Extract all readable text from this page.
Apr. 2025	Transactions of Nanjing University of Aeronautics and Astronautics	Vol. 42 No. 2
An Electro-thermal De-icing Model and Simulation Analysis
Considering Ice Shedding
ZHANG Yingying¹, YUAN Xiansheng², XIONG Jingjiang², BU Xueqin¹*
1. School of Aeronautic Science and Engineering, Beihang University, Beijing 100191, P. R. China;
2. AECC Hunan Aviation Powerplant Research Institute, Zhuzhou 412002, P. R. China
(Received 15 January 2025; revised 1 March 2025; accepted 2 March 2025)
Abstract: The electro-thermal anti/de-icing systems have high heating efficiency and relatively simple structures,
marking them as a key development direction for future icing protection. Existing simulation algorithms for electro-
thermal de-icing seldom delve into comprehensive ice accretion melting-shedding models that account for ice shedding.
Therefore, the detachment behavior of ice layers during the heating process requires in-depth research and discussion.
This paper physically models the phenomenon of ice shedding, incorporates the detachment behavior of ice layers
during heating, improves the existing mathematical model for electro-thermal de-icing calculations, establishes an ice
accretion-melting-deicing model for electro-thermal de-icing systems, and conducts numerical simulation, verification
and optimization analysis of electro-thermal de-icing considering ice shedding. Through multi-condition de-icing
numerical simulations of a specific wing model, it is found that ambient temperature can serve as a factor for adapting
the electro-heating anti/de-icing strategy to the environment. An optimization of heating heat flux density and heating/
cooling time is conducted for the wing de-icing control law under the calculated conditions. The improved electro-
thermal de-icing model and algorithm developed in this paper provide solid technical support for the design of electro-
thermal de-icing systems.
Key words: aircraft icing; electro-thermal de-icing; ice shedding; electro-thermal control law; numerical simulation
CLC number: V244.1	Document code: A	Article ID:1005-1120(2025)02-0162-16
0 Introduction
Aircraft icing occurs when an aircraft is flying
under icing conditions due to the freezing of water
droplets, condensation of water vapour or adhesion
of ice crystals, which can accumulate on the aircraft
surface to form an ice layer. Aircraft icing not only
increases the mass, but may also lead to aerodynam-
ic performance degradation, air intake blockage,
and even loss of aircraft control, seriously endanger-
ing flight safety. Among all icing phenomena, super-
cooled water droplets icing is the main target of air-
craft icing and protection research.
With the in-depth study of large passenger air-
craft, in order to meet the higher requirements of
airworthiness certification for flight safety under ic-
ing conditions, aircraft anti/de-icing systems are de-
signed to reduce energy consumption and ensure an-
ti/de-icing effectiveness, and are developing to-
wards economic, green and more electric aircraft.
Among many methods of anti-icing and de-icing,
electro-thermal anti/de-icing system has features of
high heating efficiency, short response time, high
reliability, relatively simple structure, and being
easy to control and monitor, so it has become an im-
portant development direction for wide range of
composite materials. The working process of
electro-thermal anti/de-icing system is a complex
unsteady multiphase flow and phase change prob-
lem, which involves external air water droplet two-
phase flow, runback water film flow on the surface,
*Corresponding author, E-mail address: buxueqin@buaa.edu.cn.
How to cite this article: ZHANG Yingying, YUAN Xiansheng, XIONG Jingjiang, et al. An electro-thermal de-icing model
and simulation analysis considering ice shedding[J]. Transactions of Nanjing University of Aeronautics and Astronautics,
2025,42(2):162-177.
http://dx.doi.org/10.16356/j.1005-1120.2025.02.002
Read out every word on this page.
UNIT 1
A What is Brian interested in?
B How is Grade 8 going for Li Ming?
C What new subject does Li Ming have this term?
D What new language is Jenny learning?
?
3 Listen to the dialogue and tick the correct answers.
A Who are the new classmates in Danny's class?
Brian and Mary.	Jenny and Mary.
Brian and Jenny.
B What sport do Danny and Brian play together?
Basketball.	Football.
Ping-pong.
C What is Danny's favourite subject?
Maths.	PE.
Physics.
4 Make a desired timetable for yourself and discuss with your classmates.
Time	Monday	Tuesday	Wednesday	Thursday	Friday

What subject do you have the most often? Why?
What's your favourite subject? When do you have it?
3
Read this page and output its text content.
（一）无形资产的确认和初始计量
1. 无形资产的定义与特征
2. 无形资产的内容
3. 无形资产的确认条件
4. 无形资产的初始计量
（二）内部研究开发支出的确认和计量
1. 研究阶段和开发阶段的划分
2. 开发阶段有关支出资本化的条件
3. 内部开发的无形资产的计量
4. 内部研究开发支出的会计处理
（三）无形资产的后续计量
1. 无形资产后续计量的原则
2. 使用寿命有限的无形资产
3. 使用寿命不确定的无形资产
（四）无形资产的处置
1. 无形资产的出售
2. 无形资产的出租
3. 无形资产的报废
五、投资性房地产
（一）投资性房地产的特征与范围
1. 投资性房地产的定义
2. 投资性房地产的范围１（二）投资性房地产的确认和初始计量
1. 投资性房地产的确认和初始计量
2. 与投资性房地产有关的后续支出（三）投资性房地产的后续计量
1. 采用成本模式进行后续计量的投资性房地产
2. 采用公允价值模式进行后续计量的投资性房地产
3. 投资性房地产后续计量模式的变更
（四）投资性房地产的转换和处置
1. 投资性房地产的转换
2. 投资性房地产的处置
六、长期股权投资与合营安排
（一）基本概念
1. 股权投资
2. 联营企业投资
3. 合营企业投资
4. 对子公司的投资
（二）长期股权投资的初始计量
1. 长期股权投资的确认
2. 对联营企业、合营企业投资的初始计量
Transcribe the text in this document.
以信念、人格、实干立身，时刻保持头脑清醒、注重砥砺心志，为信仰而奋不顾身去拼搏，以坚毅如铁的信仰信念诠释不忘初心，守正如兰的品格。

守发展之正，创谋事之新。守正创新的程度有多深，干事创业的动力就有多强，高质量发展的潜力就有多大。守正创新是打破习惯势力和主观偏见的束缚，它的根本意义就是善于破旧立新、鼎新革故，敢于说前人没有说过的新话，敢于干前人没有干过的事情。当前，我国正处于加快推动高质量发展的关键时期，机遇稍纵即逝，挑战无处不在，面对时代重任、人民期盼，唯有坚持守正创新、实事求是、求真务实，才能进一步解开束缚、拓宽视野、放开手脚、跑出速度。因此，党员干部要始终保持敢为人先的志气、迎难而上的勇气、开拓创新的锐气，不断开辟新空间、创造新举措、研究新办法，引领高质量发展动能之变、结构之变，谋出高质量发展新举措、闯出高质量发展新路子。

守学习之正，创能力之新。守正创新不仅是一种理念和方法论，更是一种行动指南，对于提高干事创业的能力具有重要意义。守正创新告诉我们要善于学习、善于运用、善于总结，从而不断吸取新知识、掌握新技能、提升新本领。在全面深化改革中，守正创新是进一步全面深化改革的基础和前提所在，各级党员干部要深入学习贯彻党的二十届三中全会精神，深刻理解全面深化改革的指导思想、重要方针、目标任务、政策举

════════

Requirement:
Write the data out again in full and exactly.

Complete response:
Extract all readable text from this page.
Apr. 2025	Transactions of Nanjing University of Aeronautics and Astronautics	Vol. 42 No. 2
An Electro-thermal De-icing Model and Simulation Analysis
Considering Ice Shedding
ZHANG Yingying¹, YUAN Xiansheng², XIONG Jingjiang², BU Xueqin¹*
1. School of Aeronautic Science and Engineering, Beihang University, Beijing 100191, P. R. China;
2. AECC Hunan Aviation Powerplant Research Institute, Zhuzhou 412002, P. R. China
(Received 15 January 2025; revised 1 March 2025; accepted 2 March 2025)
Abstract: The electro-thermal anti/de-icing systems have high heating efficiency and relatively simple structures,
marking them as a key development direction for future icing protection. Existing simulation algorithms for electro-
thermal de-icing seldom delve into comprehensive ice accretion melting-shedding models that account for ice shedding.
Therefore, the detachment behavior of ice layers during the heating process requires in-depth research and discussion.
This paper physically models the phenomenon of ice shedding, incorporates the detachment behavior of ice layers
during heating, improves the existing mathematical model for electro-thermal de-icing calculations, establishes an ice
accretion-melting-deicing model for electro-thermal de-icing systems, and conducts numerical simulation, verification
and optimization analysis of electro-thermal de-icing considering ice shedding. Through multi-condition de-icing
numerical simulations of a specific wing model, it is found that ambient temperature can serve as a factor for adapting
the electro-heating anti/de-icing strategy to the environment. An optimization of heating heat flux density and heating/
cooling time is conducted for the wing de-icing control law under the calculated conditions. The improved electro-
thermal de-icing model and algorithm developed in this paper provide solid technical support for the design of electro-
thermal de-icing systems.
Key words: aircraft icing; electro-thermal de-icing; ice shedding; electro-thermal control law; numerical simulation
CLC number: V244.1	Document code: A	Article ID:1005-1120(2025)02-0162-16
0 Introduction
Aircraft icing occurs when an aircraft is flying
under icing conditions due to the freezing of water
droplets, condensation of water vapour or adhesion
of ice crystals, which can accumulate on the aircraft
surface to form an ice layer. Aircraft icing not only
increases the mass, but may also lead to aerodynam-
ic performance degradation, air intake blockage,
and even loss of aircraft control, seriously endanger-
ing flight safety. Among all icing phenomena, super-
cooled water droplets icing is the main target of air-
craft icing and protection research.
With the in-depth study of large passenger air-
craft, in order to meet the higher requirements of
airworthiness certification for flight safety under ic-
ing conditions, aircraft anti/de-icing systems are de-
signed to reduce energy consumption and ensure an-
ti/de-icing effectiveness, and are developing to-
wards economic, green and more electric aircraft.
Among many methods of anti-icing and de-icing,
electro-thermal anti/de-icing system has features of
high heating efficiency, short response time, high
reliability, relatively simple structure, and being
easy to control and monitor, so it has become an im-
portant development direction for wide range of
composite materials. The working process of
electro-thermal anti/de-icing system is a complex
unsteady multiphase flow and phase change prob-
lem, which involves external air water droplet two-
phase flow, runback water film flow on the surface,
*Corresponding author, E-mail address: buxueqin@buaa.edu.cn.
How to cite this article: ZHANG Yingying, YUAN Xiansheng, XIONG Jingjiang, et al. An electro-thermal de-icing model
and simulation analysis considering ice shedding[J]. Transactions of Nanjing University of Aeronautics and Astronautics,
2025,42(2):162-177.
http://dx.doi.org/10.16356/j.1005-1120.2025.02.002
Read out every word on this page.
UNIT 1
A What is Brian interested in?
B How is Grade 8 going for Li Ming?
C What new subject does Li Ming have this term?
D What new language is Jenny learning?
?
3 Listen to the dialogue and tick the correct answers.
A Who are the new classmates in Danny's class?
Brian and Mary.	Jenny and Mary.
Brian and Jenny.
B What sport do Danny and Brian play together?
Basketball.	Football.
Ping-pong.
C What is Danny's favourite subject?
Maths.	PE.
Physics.
4 Make a desired timetable for yourself and discuss with your classmates.
Time	Monday	Tuesday	Wednesday	Thursday	Friday

What subject do you have the most often? Why?
What's your favourite subject? When do you have it?
3
Read this page and output its text content.
（一）无形资产的确认和初始计量
1. 无形资产的定义与特征
2. 无形资产的内容
3. 无形资产的确认条件
4. 无形资产的初始计量
（二）内部研究开发支出的确认和计量
1. 研究阶段和开发阶段的划分
2. 开发阶段有关支出资本化的条件
3. 内部开发的无形资产的计量
4. 内部研究开发支出的会计处理
（三）无形资产的后续计量
1. 无形资产后续计量的原则
2. 使用寿命有限的无形资产
3. 使用寿命不确定的无形资产
（四）无形资产的处置
1. 无形资产的出售
2. 无形资产的出租
3. 无形资产的报废
五、投资性房地产
（一）投资性房地产的特征与范围
1. 投资性房地产的定义
2. 投资性房地产的范围１（二）投资性房地产的确认和初始计量
1. 投资性房地产的确认和初始计量
2. 与投资性房地产有关的后续支出（三）投资性房地产的后续计量
1. 采用成本模式进行后续计量的投资性房地产
2. 采用公允价值模式进行后续计量的投资性房地产
3. 投资性房地产后续计量模式的变更
（四）投资性房地产的转换和处置
1. 投资性房地产的转换
2. 投资性房地产的处置
六、长期股权投资与合营安排
（一）基本概念
1. 股权投资
2. 联营企业投资
3. 合营企业投资
4. 对子公司的投资
（二）长期股权投资的初始计量
1. 长期股权投资的确认
2. 对联营企业、合营企业投资的初始计量
Transcribe the text in this document.
以信念、人格、实干立身，时刻保持头脑清醒、注重砥砺心志，为信仰而奋不顾身去拼搏，以坚毅如铁的信仰信念诠释不忘初心，守正如兰的品格。

守发展之正，创谋事之新。守正创新的程度有多深，干事创业的动力就有多强，高质量发展的潜力就有多大。守正创新是打破习惯势力和主观偏见的束缚，它的根本意义就是善于破旧立新、鼎新革故，敢于说前人没有说过的新话，敢于干前人没有干过的事情。当前，我国正处于加快推动高质量发展的关键时期，机遇稍纵即逝，挑战无处不在，面对时代重任、人民期盼，唯有坚持守正创新、实事求是、求真务实，才能进一步解开束缚、拓宽视野、放开手脚、跑出速度。因此，党员干部要始终保持敢为人先的志气、迎难而上的勇气、开拓创新的锐气，不断开辟新空间、创造新举措、研究新办法，引领高质量发展动能之变、结构之变，谋出高质量发展新举措、闯出高质量发展新路子。

守学习之正，创能力之新。守正创新不仅是一种理念和方法论，更是一种行动指南，对于提高干事创业的能力具有重要意义。守正创新告诉我们要善于学习、善于运用、善于总结，从而不断吸取新知识、掌握新技能、提升新本领。在全面深化改革中，守正创新是进一步全面深化改革的基础和前提所在，各级党员干部要深入学习贯彻党的二十届三中全会精神，深刻理解全面深化改革的指导思想、重要方针、目标任务、政策举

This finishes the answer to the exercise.